* TEXTAUSZUG
▽

Im Drama „Gotteskinder“ leben drei junge Menschen in der religiösen Gemeinschaft der Freikirche. Strenge Regeln und erste Liebe führen zur Tragödie. Regisseurin Frauke Lodders hat einen sehenswerten Film gedreht.
Konflikte mit den Eltern und die Suche nach der eigenen Identität: Jugend und Pubertät sind ohnehin stressig für junge Menschen. Wenn sie zudem in einer religiösen Gemeinschaft leben, können enge Grenzen helfen, sich im Wirrwarr der Gefühle zurechtzufinden. Oder ist der Glaube eher ein Fluch auf dem Weg ins Erwachsenenleben? Der Film „Gotteskinder“ erzählt von einer solchen Situation und gibt eine klare Antwort.

Hannah und ihr Bruder Timotheus wachsen in einer strengen Freikirche auf. Hannah will Vorbild sein für ihre Mitschülerinnen und predigt Enthaltsamkeit, nachdem sie ihr Keuschheitsgelübde abgelegt hat. Timotheus bereitet sich auf seine feierliche Taufe vor.
Die Dinge werden kompliziert, als Hannah sich gegen ihren Willen in den rebellischen Nachbarsjungen Max verliebt. Und Timotheus verguckt sich in seinen besten Freund Jonas und gerät in eine heftige Krise in der Überzeugung, dass seine Leidenschaft für seinen Freund falsch sei. Es kollidieren die Werte der Gemeinschaft mit den Gefühlen der jugendlichen Geschwister.

△

* Auflistungen von Bereichen und Beschriftungen

▽

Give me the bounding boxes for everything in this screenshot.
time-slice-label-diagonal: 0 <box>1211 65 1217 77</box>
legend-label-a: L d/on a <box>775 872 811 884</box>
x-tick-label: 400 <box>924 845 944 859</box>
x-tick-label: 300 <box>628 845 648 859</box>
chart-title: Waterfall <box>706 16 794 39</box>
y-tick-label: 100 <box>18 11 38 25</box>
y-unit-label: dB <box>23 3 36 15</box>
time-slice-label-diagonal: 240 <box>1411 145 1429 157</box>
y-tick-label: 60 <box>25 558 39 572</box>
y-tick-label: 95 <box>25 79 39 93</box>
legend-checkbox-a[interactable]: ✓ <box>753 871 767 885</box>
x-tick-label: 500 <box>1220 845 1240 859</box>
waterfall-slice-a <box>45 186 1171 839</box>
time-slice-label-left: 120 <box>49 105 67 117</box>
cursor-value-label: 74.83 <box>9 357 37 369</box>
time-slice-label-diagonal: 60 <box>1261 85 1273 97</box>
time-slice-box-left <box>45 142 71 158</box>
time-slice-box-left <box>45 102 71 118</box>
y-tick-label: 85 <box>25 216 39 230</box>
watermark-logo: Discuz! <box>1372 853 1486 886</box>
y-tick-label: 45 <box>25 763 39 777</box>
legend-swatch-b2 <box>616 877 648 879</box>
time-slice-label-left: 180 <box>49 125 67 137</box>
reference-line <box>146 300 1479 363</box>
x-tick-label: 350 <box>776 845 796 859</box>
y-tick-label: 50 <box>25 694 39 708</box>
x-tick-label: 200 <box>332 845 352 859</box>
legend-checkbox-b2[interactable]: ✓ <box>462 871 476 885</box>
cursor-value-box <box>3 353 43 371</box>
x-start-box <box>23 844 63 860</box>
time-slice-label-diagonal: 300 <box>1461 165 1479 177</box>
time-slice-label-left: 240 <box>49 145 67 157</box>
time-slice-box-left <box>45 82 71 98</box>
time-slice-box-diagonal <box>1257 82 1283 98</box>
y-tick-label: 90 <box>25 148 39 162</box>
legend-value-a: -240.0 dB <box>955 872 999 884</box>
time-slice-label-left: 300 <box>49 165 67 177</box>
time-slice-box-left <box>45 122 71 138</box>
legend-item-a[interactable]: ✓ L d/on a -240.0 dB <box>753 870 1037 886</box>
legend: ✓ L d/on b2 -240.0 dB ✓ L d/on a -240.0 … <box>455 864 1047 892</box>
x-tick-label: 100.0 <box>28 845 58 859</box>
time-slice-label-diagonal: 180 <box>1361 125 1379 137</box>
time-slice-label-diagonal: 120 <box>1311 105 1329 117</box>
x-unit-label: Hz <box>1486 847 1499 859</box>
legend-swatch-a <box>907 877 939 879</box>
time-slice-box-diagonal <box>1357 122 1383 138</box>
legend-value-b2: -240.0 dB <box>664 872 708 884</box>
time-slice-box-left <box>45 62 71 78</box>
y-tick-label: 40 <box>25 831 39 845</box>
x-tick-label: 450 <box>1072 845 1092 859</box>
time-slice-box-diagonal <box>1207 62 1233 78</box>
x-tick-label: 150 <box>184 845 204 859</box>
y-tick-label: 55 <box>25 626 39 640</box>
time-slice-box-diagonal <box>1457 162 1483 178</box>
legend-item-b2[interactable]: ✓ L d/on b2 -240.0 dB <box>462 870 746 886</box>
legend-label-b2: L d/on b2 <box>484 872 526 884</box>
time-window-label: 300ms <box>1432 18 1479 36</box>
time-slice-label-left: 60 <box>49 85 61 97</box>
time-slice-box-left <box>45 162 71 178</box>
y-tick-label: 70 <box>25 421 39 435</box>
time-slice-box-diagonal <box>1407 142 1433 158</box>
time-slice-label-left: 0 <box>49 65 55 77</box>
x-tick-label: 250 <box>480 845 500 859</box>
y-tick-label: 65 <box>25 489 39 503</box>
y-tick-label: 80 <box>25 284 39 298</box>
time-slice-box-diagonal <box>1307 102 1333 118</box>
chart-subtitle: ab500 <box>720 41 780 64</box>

△

* KURZE AUFGABE A
Schreiben Sie die Filmbesprechung neu, und zwar alles von „Konflikte mit den“ bis hinunter zu „feierliche Taufe vor.“. Ersetzen Sie dabei „Freikirche“ durch „Glaubensgemeinschaft“.
* KURZE AUFGABE B
Geben Sie aus den Datensätzen alles vom Anfang bis hinunter zur Zeile mit „legend-checkbox-a[interactable]: ✓ <box>753“ einschließlich wortgetreu wieder.

* LÖSUNG A
Konflikte mit den Eltern und die Suche nach der eigenen Identität: Jugend und Pubertät sind ohnehin stressig für junge Menschen. Wenn sie zudem in einer religiösen Gemeinschaft leben, können enge Grenzen helfen, sich im Wirrwarr der Gefühle zurechtzufinden. Oder ist der Glaube eher ein Fluch auf dem Weg ins Erwachsenenleben? Der Film „Gotteskinder“ erzählt von einer solchen Situation und gibt eine klare Antwort.

Hannah und ihr Bruder Timotheus wachsen in einer strengen Glaubensgemeinschaft auf. Hannah will Vorbild sein für ihre Mitschülerinnen und predigt Enthaltsamkeit, nachdem sie ihr Keuschheitsgelübde abgelegt hat. Timotheus bereitet sich auf seine feierliche Taufe vor.

* LÖSUNG B
Give me the bounding boxes for everything in this screenshot.
time-slice-label-diagonal: 0 <box>1211 65 1217 77</box>
legend-label-a: L d/on a <box>775 872 811 884</box>
x-tick-label: 400 <box>924 845 944 859</box>
x-tick-label: 300 <box>628 845 648 859</box>
chart-title: Waterfall <box>706 16 794 39</box>
y-tick-label: 100 <box>18 11 38 25</box>
y-unit-label: dB <box>23 3 36 15</box>
time-slice-label-diagonal: 240 <box>1411 145 1429 157</box>
y-tick-label: 60 <box>25 558 39 572</box>
y-tick-label: 95 <box>25 79 39 93</box>
legend-checkbox-a[interactable]: ✓ <box>753 871 767 885</box>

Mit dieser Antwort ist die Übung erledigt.